_Extracted records:_
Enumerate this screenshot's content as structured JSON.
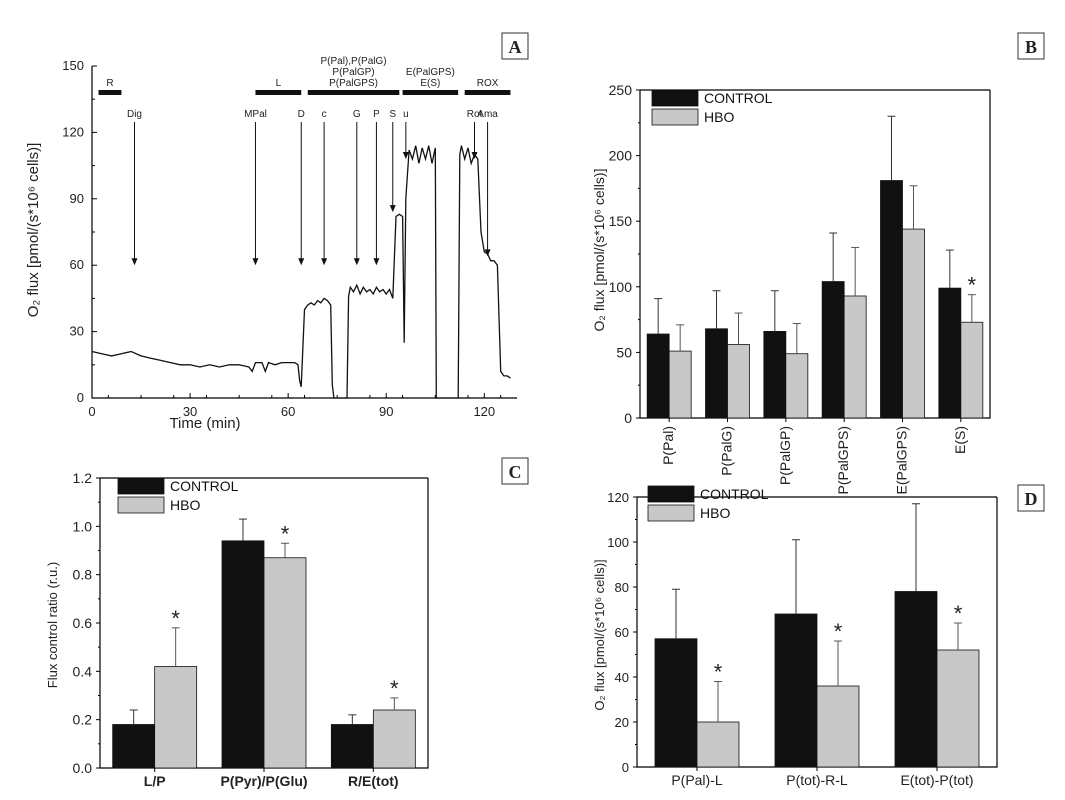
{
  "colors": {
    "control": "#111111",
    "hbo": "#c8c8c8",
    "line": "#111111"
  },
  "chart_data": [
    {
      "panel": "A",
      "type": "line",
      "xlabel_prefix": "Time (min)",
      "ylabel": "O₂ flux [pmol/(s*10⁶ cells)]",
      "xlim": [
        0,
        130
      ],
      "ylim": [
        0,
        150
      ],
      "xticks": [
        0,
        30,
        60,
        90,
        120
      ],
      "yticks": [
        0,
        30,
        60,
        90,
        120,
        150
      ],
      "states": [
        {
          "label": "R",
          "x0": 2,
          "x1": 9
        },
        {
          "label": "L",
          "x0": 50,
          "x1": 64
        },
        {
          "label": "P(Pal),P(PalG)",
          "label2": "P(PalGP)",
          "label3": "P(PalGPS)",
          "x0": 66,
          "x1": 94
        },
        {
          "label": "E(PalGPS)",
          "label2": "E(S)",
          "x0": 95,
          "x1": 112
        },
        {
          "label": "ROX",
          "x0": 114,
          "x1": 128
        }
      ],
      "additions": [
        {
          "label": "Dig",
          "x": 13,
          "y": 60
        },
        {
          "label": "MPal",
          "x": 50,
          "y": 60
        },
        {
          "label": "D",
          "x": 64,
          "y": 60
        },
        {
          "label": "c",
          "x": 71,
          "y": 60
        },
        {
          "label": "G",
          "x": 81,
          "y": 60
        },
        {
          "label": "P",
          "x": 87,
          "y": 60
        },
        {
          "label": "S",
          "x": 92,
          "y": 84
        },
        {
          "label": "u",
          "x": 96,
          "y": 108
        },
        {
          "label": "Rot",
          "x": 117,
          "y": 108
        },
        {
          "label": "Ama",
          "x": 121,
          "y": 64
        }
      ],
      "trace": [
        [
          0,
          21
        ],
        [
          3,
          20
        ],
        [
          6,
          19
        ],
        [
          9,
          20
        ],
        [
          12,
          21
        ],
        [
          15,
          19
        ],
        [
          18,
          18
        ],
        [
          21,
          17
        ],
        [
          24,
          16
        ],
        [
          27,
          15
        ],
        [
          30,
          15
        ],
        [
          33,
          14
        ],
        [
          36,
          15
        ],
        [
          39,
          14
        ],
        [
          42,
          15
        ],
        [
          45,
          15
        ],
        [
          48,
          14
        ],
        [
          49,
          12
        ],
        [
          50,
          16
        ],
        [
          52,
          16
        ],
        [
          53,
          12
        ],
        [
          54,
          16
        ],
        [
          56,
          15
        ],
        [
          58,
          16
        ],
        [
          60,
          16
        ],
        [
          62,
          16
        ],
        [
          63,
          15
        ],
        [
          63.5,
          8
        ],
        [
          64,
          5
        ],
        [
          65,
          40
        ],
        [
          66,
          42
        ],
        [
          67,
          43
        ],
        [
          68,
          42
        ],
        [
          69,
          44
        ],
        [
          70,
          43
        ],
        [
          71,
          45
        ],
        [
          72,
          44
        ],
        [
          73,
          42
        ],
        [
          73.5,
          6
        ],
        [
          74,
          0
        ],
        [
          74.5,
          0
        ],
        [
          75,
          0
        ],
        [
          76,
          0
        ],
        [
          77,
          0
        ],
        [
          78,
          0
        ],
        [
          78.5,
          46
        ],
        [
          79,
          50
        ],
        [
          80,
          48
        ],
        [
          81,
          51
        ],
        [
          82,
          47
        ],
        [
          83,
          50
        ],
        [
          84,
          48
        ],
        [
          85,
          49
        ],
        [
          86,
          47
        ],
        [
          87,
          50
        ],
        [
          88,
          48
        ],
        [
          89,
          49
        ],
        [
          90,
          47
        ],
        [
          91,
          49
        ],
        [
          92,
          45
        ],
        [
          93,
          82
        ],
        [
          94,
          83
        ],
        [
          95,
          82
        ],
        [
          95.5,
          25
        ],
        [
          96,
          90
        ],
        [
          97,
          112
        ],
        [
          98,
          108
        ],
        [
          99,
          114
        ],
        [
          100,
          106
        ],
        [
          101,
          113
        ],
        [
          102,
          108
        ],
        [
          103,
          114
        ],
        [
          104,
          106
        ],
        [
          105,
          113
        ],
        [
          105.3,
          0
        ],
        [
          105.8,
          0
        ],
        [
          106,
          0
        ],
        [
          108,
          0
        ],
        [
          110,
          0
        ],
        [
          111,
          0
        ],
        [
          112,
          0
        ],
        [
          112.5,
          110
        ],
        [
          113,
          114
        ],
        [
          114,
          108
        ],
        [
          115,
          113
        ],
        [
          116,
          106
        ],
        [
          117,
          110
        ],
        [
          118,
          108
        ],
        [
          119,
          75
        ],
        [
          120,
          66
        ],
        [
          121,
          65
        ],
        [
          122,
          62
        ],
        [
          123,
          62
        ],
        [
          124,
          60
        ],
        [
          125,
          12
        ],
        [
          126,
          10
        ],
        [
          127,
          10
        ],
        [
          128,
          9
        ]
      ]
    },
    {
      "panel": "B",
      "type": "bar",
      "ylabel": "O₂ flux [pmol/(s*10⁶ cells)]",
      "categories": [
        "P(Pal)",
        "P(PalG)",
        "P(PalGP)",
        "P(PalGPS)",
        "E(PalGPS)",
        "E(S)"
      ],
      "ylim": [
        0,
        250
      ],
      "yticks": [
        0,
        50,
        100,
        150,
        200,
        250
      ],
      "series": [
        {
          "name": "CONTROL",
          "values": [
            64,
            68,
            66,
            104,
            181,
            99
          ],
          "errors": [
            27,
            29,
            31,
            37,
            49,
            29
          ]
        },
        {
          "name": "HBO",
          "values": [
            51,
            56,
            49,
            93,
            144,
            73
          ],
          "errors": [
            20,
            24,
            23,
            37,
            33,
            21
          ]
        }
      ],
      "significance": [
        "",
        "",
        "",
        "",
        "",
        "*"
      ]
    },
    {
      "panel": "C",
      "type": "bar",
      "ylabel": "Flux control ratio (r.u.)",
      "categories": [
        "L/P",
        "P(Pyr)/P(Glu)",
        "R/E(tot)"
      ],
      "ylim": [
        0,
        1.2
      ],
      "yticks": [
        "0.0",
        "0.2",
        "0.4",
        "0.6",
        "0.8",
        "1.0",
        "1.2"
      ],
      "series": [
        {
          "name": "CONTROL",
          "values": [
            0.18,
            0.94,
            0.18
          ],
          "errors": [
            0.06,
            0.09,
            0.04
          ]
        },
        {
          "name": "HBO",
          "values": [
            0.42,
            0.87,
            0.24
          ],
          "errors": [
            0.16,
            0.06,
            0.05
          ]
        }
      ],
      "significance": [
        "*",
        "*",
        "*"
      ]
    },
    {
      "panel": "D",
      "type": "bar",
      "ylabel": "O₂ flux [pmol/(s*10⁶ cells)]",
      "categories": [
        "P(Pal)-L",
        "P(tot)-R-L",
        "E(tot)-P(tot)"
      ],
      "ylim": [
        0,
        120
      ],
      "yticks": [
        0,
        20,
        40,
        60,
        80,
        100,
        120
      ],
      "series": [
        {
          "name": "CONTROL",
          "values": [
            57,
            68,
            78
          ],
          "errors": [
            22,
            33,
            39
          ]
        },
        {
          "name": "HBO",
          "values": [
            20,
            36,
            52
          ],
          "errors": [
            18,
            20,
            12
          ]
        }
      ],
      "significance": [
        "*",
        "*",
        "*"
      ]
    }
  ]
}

_What the task asks:_ Verbatim repeat, images removed: give each entry again exactly as it reads.

_Solution to this exercise:_
Enumerate this screenshot's content as structured JSON.
{
  "colors": {
    "control": "#111111",
    "hbo": "#c8c8c8",
    "line": "#111111"
  },
  "chart_data": [
    {
      "panel": "A",
      "type": "line",
      "xlabel_prefix": "Time (min)",
      "ylabel": "O₂ flux [pmol/(s*10⁶ cells)]",
      "xlim": [
        0,
        130
      ],
      "ylim": [
        0,
        150
      ],
      "xticks": [
        0,
        30,
        60,
        90,
        120
      ],
      "yticks": [
        0,
        30,
        60,
        90,
        120,
        150
      ],
      "states": [
        {
          "label": "R",
          "x0": 2,
          "x1": 9
        },
        {
          "label": "L",
          "x0": 50,
          "x1": 64
        },
        {
          "label": "P(Pal),P(PalG)",
          "label2": "P(PalGP)",
          "label3": "P(PalGPS)",
          "x0": 66,
          "x1": 94
        },
        {
          "label": "E(PalGPS)",
          "label2": "E(S)",
          "x0": 95,
          "x1": 112
        },
        {
          "label": "ROX",
          "x0": 114,
          "x1": 128
        }
      ],
      "additions": [
        {
          "label": "Dig",
          "x": 13,
          "y": 60
        },
        {
          "label": "MPal",
          "x": 50,
          "y": 60
        },
        {
          "label": "D",
          "x": 64,
          "y": 60
        },
        {
          "label": "c",
          "x": 71,
          "y": 60
        },
        {
          "label": "G",
          "x": 81,
          "y": 60
        },
        {
          "label": "P",
          "x": 87,
          "y": 60
        },
        {
          "label": "S",
          "x": 92,
          "y": 84
        },
        {
          "label": "u",
          "x": 96,
          "y": 108
        },
        {
          "label": "Rot",
          "x": 117,
          "y": 108
        },
        {
          "label": "Ama",
          "x": 121,
          "y": 64
        }
      ],
      "trace": [
        [
          0,
          21
        ],
        [
          3,
          20
        ],
        [
          6,
          19
        ],
        [
          9,
          20
        ],
        [
          12,
          21
        ],
        [
          15,
          19
        ],
        [
          18,
          18
        ],
        [
          21,
          17
        ],
        [
          24,
          16
        ],
        [
          27,
          15
        ],
        [
          30,
          15
        ],
        [
          33,
          14
        ],
        [
          36,
          15
        ],
        [
          39,
          14
        ],
        [
          42,
          15
        ],
        [
          45,
          15
        ],
        [
          48,
          14
        ],
        [
          49,
          12
        ],
        [
          50,
          16
        ],
        [
          52,
          16
        ],
        [
          53,
          12
        ],
        [
          54,
          16
        ],
        [
          56,
          15
        ],
        [
          58,
          16
        ],
        [
          60,
          16
        ],
        [
          62,
          16
        ],
        [
          63,
          15
        ],
        [
          63.5,
          8
        ],
        [
          64,
          5
        ],
        [
          65,
          40
        ],
        [
          66,
          42
        ],
        [
          67,
          43
        ],
        [
          68,
          42
        ],
        [
          69,
          44
        ],
        [
          70,
          43
        ],
        [
          71,
          45
        ],
        [
          72,
          44
        ],
        [
          73,
          42
        ],
        [
          73.5,
          6
        ],
        [
          74,
          0
        ],
        [
          74.5,
          0
        ],
        [
          75,
          0
        ],
        [
          76,
          0
        ],
        [
          77,
          0
        ],
        [
          78,
          0
        ],
        [
          78.5,
          46
        ],
        [
          79,
          50
        ],
        [
          80,
          48
        ],
        [
          81,
          51
        ],
        [
          82,
          47
        ],
        [
          83,
          50
        ],
        [
          84,
          48
        ],
        [
          85,
          49
        ],
        [
          86,
          47
        ],
        [
          87,
          50
        ],
        [
          88,
          48
        ],
        [
          89,
          49
        ],
        [
          90,
          47
        ],
        [
          91,
          49
        ],
        [
          92,
          45
        ],
        [
          93,
          82
        ],
        [
          94,
          83
        ],
        [
          95,
          82
        ],
        [
          95.5,
          25
        ],
        [
          96,
          90
        ],
        [
          97,
          112
        ],
        [
          98,
          108
        ],
        [
          99,
          114
        ],
        [
          100,
          106
        ],
        [
          101,
          113
        ],
        [
          102,
          108
        ],
        [
          103,
          114
        ],
        [
          104,
          106
        ],
        [
          105,
          113
        ],
        [
          105.3,
          0
        ],
        [
          105.8,
          0
        ],
        [
          106,
          0
        ],
        [
          108,
          0
        ],
        [
          110,
          0
        ],
        [
          111,
          0
        ],
        [
          112,
          0
        ],
        [
          112.5,
          110
        ],
        [
          113,
          114
        ],
        [
          114,
          108
        ],
        [
          115,
          113
        ],
        [
          116,
          106
        ],
        [
          117,
          110
        ],
        [
          118,
          108
        ],
        [
          119,
          75
        ],
        [
          120,
          66
        ],
        [
          121,
          65
        ],
        [
          122,
          62
        ],
        [
          123,
          62
        ],
        [
          124,
          60
        ],
        [
          125,
          12
        ],
        [
          126,
          10
        ],
        [
          127,
          10
        ],
        [
          128,
          9
        ]
      ]
    },
    {
      "panel": "B",
      "type": "bar",
      "ylabel": "O₂ flux [pmol/(s*10⁶ cells)]",
      "categories": [
        "P(Pal)",
        "P(PalG)",
        "P(PalGP)",
        "P(PalGPS)",
        "E(PalGPS)",
        "E(S)"
      ],
      "ylim": [
        0,
        250
      ],
      "yticks": [
        0,
        50,
        100,
        150,
        200,
        250
      ],
      "series": [
        {
          "name": "CONTROL",
          "values": [
            64,
            68,
            66,
            104,
            181,
            99
          ],
          "errors": [
            27,
            29,
            31,
            37,
            49,
            29
          ]
        },
        {
          "name": "HBO",
          "values": [
            51,
            56,
            49,
            93,
            144,
            73
          ],
          "errors": [
            20,
            24,
            23,
            37,
            33,
            21
          ]
        }
      ],
      "significance": [
        "",
        "",
        "",
        "",
        "",
        "*"
      ]
    },
    {
      "panel": "C",
      "type": "bar",
      "ylabel": "Flux control ratio (r.u.)",
      "categories": [
        "L/P",
        "P(Pyr)/P(Glu)",
        "R/E(tot)"
      ],
      "ylim": [
        0,
        1.2
      ],
      "yticks": [
        "0.0",
        "0.2",
        "0.4",
        "0.6",
        "0.8",
        "1.0",
        "1.2"
      ],
      "series": [
        {
          "name": "CONTROL",
          "values": [
            0.18,
            0.94,
            0.18
          ],
          "errors": [
            0.06,
            0.09,
            0.04
          ]
        },
        {
          "name": "HBO",
          "values": [
            0.42,
            0.87,
            0.24
          ],
          "errors": [
            0.16,
            0.06,
            0.05
          ]
        }
      ],
      "significance": [
        "*",
        "*",
        "*"
      ]
    },
    {
      "panel": "D",
      "type": "bar",
      "ylabel": "O₂ flux [pmol/(s*10⁶ cells)]",
      "categories": [
        "P(Pal)-L",
        "P(tot)-R-L",
        "E(tot)-P(tot)"
      ],
      "ylim": [
        0,
        120
      ],
      "yticks": [
        0,
        20,
        40,
        60,
        80,
        100,
        120
      ],
      "series": [
        {
          "name": "CONTROL",
          "values": [
            57,
            68,
            78
          ],
          "errors": [
            22,
            33,
            39
          ]
        },
        {
          "name": "HBO",
          "values": [
            20,
            36,
            52
          ],
          "errors": [
            18,
            20,
            12
          ]
        }
      ],
      "significance": [
        "*",
        "*",
        "*"
      ]
    }
  ]
}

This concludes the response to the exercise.